== Material shown
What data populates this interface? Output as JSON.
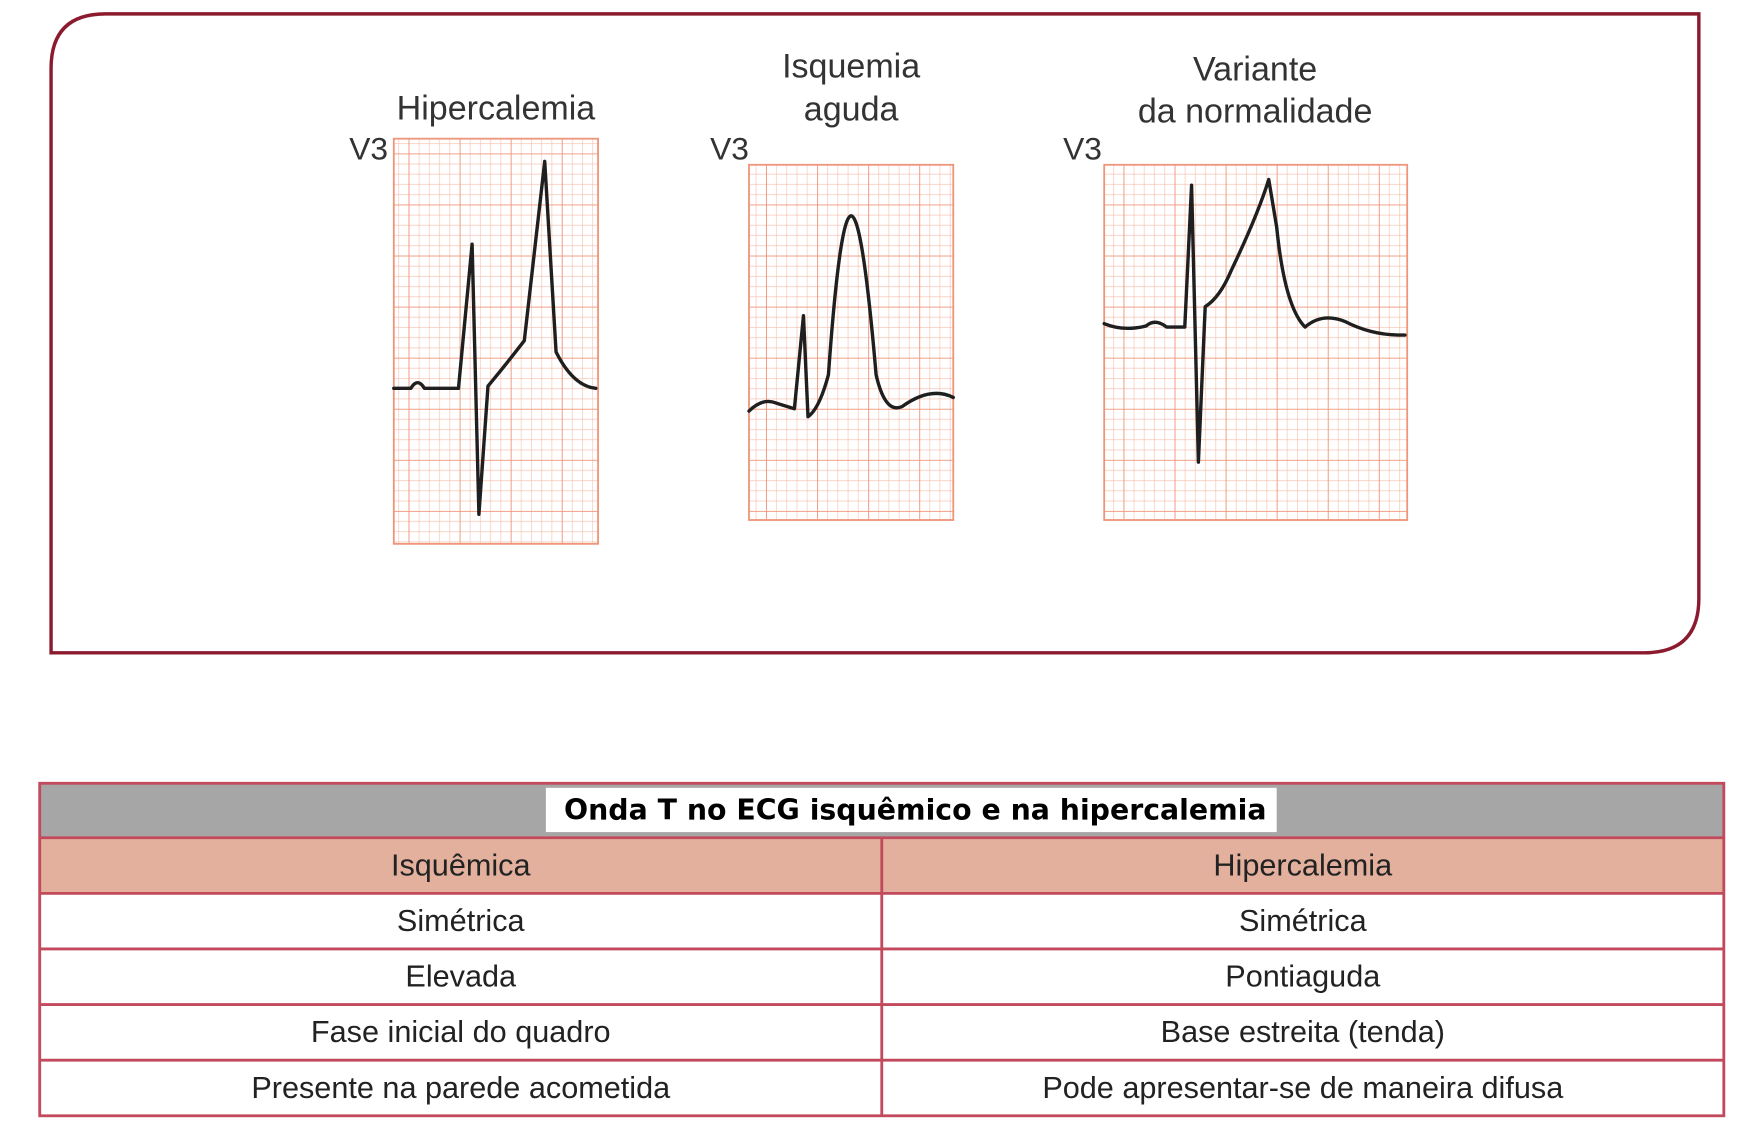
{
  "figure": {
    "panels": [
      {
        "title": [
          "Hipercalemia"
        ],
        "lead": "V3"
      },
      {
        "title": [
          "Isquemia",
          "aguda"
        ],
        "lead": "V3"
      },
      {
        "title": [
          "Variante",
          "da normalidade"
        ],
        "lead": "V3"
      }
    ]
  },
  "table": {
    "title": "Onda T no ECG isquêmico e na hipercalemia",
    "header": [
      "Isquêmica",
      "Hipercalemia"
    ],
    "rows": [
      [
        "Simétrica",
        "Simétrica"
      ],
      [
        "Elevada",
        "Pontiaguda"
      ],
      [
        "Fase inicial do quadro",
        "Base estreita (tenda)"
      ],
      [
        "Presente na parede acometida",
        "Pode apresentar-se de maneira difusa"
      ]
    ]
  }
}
====
## Set task
Pictures in the records above are left out; print everything else exactly as written.

## Answer below
What data populates this interface? Output as JSON.
{
  "figure": {
    "panels": [
      {
        "title": [
          "Hipercalemia"
        ],
        "lead": "V3"
      },
      {
        "title": [
          "Isquemia",
          "aguda"
        ],
        "lead": "V3"
      },
      {
        "title": [
          "Variante",
          "da normalidade"
        ],
        "lead": "V3"
      }
    ]
  },
  "table": {
    "title": "Onda T no ECG isquêmico e na hipercalemia",
    "header": [
      "Isquêmica",
      "Hipercalemia"
    ],
    "rows": [
      [
        "Simétrica",
        "Simétrica"
      ],
      [
        "Elevada",
        "Pontiaguda"
      ],
      [
        "Fase inicial do quadro",
        "Base estreita (tenda)"
      ],
      [
        "Presente na parede acometida",
        "Pode apresentar-se de maneira difusa"
      ]
    ]
  }
}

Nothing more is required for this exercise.